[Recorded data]
————

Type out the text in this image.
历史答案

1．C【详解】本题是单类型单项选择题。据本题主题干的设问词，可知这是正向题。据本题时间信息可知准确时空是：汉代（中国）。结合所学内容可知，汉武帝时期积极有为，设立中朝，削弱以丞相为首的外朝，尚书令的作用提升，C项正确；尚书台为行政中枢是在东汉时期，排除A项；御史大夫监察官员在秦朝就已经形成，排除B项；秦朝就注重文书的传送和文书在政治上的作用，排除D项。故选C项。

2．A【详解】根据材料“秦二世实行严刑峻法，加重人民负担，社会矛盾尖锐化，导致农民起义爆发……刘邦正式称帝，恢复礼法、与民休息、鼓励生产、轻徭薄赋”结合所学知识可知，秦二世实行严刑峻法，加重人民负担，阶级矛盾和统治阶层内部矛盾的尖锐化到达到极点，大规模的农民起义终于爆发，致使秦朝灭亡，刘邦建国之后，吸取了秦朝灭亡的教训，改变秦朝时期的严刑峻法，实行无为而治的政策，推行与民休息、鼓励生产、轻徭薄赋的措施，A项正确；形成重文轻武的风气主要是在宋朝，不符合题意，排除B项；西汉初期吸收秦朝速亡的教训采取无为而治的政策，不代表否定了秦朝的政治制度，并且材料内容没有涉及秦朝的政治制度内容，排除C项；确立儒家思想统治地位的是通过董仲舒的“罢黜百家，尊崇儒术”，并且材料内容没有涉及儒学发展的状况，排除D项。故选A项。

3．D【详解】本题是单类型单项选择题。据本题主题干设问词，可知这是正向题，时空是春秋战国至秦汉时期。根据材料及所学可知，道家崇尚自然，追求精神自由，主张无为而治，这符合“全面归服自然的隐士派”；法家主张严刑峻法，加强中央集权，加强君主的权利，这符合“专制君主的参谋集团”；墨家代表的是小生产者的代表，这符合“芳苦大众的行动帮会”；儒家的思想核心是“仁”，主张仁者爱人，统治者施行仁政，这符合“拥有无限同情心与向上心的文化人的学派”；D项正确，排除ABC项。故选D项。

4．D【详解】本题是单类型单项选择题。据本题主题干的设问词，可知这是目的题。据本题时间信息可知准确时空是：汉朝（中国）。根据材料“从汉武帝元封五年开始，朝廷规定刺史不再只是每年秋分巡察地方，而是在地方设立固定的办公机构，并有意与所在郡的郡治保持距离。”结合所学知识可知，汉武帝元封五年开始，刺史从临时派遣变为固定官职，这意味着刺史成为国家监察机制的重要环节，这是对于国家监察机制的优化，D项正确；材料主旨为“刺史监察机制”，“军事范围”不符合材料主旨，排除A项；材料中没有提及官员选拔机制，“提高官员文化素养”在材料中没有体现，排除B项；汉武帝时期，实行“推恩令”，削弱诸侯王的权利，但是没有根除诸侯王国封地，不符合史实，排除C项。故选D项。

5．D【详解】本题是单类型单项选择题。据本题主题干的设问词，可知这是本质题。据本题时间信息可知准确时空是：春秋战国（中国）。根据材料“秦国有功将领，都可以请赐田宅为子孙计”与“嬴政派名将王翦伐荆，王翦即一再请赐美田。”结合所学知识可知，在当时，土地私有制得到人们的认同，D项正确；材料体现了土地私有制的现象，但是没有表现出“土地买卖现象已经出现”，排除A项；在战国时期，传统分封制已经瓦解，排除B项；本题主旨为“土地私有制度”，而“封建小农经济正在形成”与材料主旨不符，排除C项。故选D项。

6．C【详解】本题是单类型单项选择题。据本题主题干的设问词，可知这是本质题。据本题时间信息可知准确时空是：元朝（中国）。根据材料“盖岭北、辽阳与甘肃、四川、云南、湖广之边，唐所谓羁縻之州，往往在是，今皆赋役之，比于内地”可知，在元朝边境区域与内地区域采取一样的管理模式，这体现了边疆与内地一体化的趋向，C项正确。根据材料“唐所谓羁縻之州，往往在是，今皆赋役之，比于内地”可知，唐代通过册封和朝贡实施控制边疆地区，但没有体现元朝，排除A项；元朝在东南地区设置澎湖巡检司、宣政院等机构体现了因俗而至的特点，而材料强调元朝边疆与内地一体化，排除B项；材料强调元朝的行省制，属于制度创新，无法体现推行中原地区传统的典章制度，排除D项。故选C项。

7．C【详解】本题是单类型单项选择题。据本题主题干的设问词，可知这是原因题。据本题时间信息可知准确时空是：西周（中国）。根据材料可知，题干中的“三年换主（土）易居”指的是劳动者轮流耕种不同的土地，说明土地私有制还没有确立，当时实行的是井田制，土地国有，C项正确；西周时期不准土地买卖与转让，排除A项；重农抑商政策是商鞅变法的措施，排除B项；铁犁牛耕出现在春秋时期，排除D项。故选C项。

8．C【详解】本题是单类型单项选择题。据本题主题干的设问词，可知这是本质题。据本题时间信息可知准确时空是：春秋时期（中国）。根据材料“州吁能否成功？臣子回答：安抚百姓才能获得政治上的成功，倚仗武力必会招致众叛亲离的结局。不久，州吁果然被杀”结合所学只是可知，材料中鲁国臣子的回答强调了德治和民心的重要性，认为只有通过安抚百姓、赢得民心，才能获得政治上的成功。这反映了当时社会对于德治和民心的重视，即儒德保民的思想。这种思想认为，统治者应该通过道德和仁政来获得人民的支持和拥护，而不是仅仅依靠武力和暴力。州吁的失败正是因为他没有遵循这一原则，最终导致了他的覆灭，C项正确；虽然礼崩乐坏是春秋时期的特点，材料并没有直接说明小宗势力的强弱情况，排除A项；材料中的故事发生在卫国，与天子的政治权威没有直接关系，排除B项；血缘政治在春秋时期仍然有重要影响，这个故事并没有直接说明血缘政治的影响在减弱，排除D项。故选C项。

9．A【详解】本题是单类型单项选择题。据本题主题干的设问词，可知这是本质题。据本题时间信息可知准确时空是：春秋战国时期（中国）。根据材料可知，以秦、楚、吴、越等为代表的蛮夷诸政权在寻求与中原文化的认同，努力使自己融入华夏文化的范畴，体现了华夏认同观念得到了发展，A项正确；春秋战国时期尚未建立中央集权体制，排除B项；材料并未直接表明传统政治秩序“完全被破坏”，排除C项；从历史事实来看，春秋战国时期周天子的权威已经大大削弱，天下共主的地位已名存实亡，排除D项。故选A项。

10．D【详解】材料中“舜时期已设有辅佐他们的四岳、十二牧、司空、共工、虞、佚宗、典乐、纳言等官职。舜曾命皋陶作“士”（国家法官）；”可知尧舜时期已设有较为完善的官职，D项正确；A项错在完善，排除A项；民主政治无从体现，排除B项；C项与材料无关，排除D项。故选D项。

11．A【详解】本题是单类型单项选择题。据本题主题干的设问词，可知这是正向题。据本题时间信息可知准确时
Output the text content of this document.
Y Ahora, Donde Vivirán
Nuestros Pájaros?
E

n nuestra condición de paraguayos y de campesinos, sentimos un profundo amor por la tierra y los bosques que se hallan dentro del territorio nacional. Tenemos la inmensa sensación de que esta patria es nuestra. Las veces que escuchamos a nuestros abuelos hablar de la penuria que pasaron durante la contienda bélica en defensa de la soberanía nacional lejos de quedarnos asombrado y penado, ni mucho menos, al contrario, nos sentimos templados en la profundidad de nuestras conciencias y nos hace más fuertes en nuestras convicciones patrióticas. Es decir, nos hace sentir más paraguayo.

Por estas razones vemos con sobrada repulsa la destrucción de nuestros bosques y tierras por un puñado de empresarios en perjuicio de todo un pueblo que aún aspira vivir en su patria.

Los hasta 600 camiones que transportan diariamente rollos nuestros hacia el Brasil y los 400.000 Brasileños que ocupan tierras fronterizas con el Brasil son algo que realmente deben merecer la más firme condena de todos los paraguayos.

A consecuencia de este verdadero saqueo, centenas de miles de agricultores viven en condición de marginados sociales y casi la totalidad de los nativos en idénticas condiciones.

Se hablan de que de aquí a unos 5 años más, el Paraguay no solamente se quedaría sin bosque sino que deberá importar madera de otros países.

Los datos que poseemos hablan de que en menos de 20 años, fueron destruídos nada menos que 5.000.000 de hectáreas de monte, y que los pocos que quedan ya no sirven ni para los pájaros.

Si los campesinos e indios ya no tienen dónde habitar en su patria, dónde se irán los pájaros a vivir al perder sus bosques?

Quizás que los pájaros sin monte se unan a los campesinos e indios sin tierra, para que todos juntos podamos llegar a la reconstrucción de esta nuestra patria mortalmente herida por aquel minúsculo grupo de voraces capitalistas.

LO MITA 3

————

What the task requires » Looking at the records above, count the lines where the word "tierras" appears. State only the number.

Answer to this problem » 2